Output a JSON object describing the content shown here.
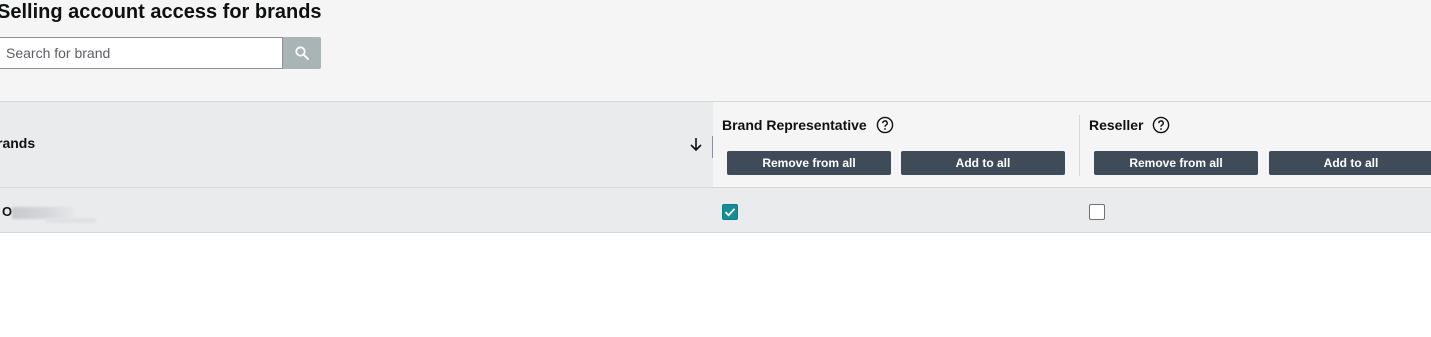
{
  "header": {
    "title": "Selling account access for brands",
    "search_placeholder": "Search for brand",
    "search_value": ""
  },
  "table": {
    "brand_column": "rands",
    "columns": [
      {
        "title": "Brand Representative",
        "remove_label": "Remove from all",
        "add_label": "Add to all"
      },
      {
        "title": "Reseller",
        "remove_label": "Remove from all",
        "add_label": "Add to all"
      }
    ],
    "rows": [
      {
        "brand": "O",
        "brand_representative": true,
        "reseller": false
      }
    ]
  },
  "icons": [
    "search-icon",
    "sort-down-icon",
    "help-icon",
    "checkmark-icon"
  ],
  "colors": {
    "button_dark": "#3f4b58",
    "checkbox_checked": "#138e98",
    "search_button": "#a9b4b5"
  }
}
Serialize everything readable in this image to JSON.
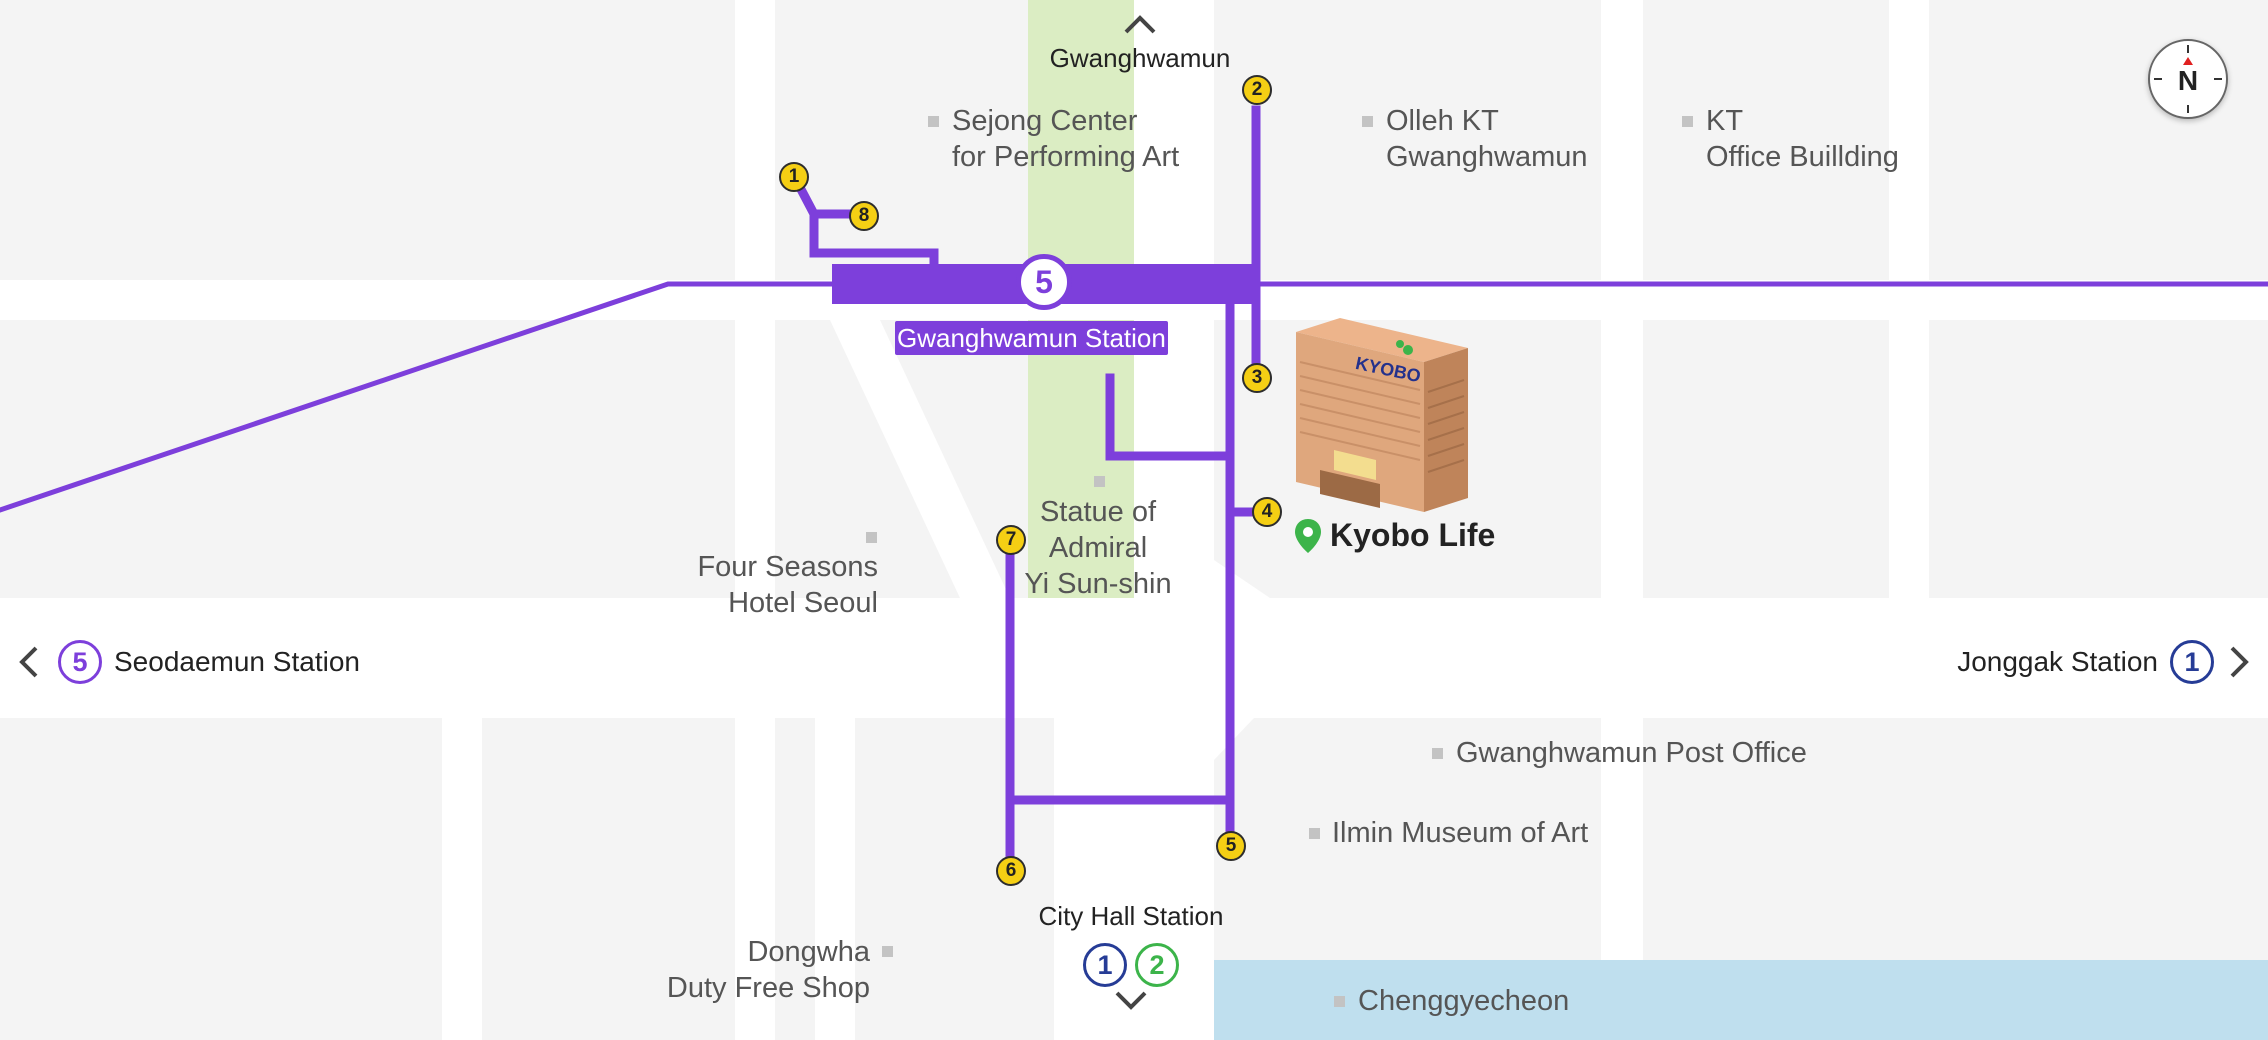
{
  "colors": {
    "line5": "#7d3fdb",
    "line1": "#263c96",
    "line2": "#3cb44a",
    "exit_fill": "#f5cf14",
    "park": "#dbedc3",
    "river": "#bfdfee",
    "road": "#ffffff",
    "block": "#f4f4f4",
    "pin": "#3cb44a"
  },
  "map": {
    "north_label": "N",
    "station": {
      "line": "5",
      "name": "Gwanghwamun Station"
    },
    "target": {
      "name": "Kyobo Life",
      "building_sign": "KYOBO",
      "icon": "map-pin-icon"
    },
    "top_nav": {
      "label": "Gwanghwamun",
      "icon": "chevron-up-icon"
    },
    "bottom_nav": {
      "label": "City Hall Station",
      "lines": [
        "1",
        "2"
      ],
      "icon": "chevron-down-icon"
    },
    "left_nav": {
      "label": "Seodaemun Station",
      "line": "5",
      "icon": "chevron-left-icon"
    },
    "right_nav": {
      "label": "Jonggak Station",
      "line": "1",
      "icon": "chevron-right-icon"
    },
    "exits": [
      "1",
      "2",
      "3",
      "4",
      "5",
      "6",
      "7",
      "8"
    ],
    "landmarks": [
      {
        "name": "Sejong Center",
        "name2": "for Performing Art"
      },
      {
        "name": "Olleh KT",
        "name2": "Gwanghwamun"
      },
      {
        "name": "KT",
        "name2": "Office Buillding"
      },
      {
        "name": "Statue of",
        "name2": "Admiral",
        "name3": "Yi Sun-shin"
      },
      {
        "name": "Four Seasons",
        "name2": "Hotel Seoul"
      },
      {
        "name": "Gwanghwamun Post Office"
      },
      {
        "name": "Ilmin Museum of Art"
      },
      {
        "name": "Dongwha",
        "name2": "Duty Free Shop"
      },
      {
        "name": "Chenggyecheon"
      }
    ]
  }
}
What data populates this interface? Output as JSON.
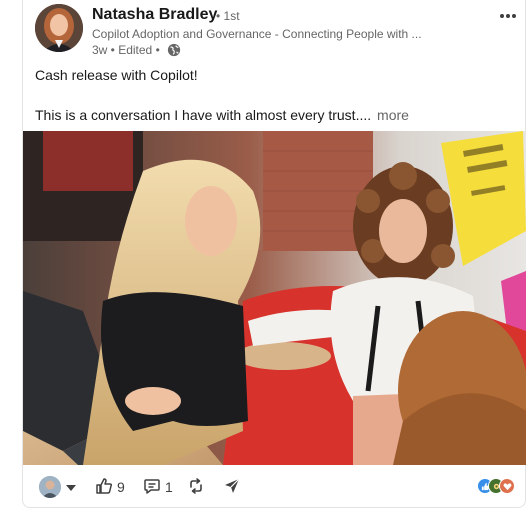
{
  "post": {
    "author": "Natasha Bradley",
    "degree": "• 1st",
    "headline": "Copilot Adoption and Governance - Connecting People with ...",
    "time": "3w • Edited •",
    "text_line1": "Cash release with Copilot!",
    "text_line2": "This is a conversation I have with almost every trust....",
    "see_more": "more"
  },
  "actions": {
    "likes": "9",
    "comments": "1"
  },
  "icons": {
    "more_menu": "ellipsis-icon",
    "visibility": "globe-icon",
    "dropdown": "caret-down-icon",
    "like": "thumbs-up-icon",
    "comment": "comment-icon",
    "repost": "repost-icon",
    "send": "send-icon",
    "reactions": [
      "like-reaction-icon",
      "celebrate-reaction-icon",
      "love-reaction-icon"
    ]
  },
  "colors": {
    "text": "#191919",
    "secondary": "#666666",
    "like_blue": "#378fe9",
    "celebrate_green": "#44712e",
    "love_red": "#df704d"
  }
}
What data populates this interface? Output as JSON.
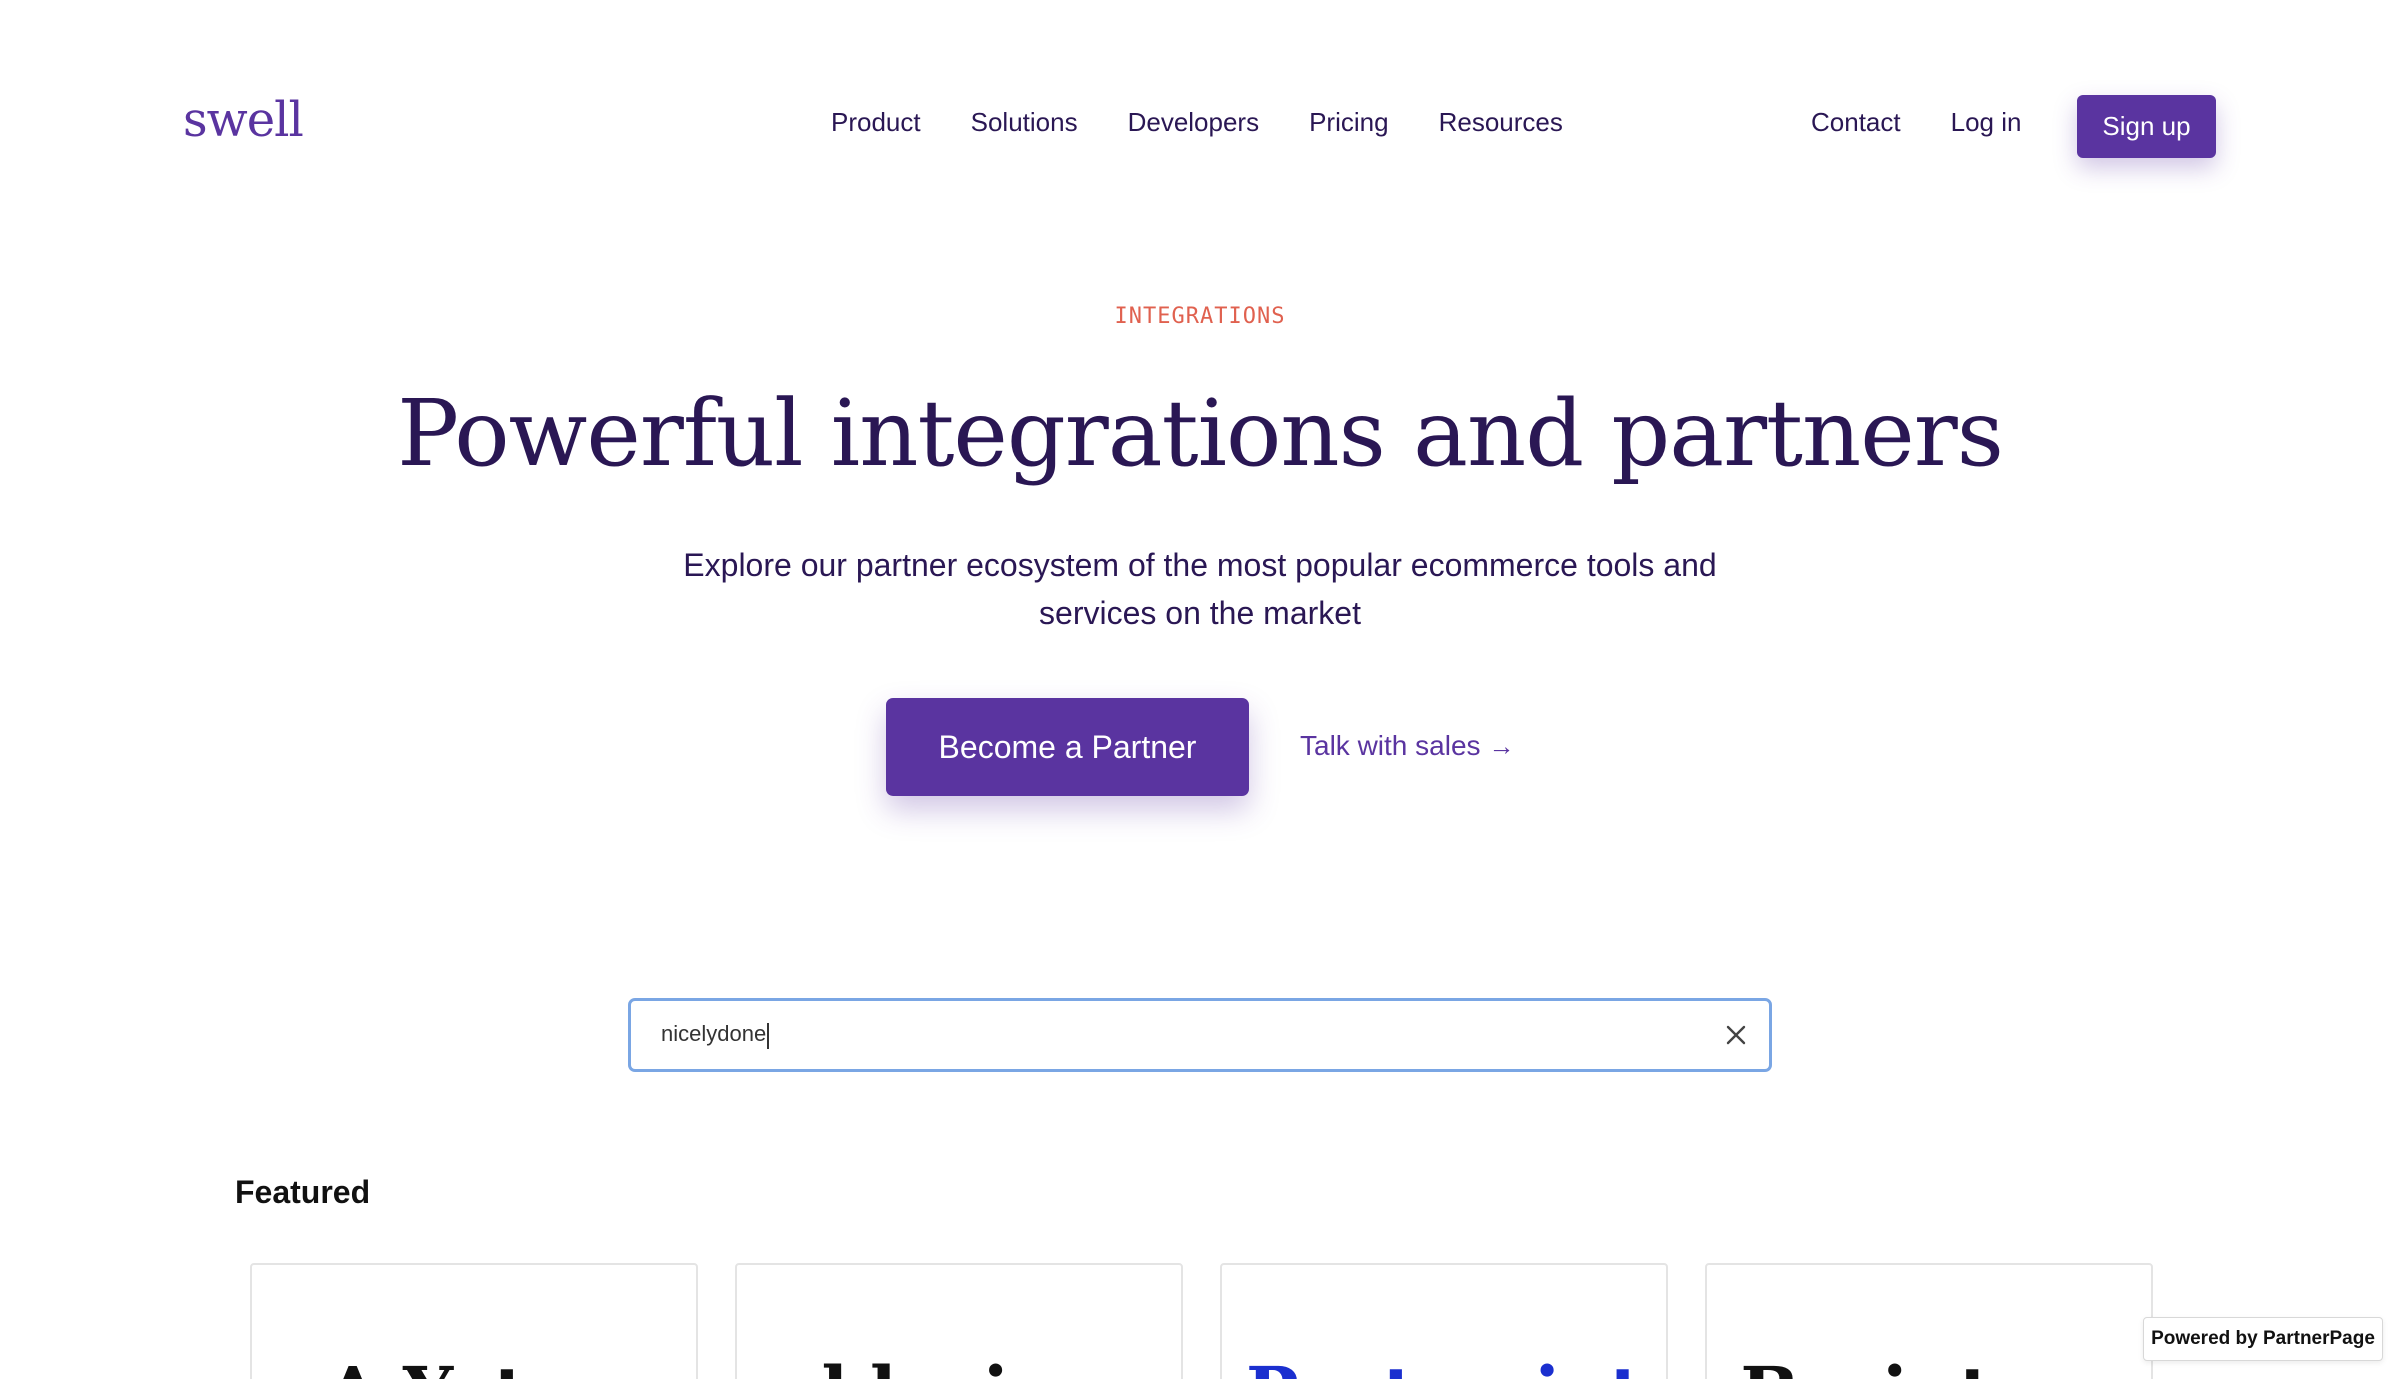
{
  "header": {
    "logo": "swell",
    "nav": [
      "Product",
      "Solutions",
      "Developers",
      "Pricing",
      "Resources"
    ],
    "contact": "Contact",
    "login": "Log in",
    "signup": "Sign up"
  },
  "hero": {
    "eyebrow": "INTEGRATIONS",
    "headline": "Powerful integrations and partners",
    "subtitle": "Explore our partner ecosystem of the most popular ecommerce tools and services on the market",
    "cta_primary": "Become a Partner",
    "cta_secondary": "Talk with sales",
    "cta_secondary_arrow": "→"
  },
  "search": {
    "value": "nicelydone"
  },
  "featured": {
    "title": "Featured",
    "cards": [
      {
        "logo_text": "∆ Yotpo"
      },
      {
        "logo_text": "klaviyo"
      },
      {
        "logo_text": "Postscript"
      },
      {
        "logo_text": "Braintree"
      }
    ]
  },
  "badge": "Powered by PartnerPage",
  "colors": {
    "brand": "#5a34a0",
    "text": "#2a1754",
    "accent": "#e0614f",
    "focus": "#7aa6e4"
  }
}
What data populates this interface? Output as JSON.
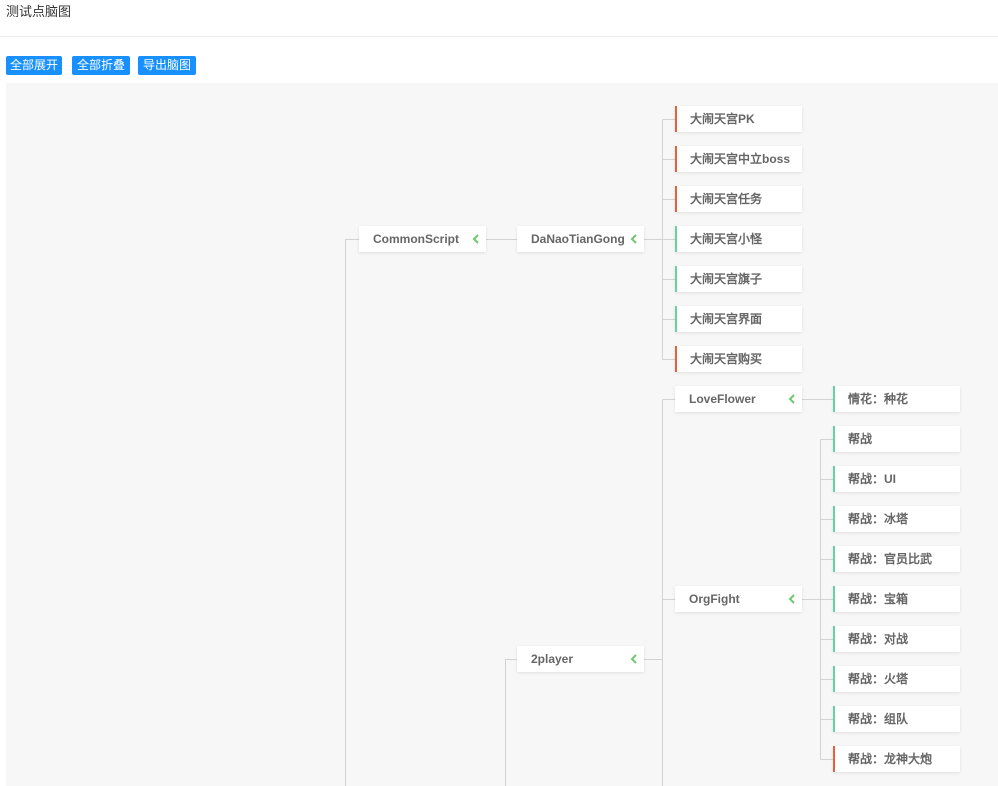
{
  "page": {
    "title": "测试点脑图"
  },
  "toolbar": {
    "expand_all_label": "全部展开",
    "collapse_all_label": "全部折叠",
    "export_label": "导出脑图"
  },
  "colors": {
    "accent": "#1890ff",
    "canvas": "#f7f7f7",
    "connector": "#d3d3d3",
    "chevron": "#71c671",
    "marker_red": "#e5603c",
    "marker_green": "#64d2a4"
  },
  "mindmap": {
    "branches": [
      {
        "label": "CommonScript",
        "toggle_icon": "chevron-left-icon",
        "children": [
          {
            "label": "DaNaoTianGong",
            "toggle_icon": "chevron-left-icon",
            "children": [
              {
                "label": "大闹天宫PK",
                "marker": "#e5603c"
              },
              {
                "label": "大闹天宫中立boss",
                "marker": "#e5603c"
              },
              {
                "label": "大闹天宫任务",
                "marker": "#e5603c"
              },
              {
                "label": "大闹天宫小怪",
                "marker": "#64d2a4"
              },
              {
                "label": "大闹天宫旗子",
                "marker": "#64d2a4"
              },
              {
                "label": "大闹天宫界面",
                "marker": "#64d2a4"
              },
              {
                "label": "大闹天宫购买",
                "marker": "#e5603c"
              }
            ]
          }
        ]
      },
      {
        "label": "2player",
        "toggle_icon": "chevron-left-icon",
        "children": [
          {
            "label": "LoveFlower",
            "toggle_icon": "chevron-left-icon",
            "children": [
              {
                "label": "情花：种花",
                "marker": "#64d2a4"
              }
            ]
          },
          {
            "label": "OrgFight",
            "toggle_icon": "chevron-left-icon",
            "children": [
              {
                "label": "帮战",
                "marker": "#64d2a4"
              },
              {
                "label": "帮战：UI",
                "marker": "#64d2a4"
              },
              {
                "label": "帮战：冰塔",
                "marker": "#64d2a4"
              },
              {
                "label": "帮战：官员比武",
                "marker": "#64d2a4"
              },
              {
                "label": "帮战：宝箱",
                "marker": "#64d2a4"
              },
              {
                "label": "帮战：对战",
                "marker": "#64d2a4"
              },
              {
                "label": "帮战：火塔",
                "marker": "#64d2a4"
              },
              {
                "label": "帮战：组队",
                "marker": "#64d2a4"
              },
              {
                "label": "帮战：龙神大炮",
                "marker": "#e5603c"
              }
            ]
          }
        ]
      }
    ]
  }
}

******

■ THE PROBLEM: Find how many lines in the material hold the word "down" and state that number alone.

■ SOLUTION FOR THIS EXERCISE: 3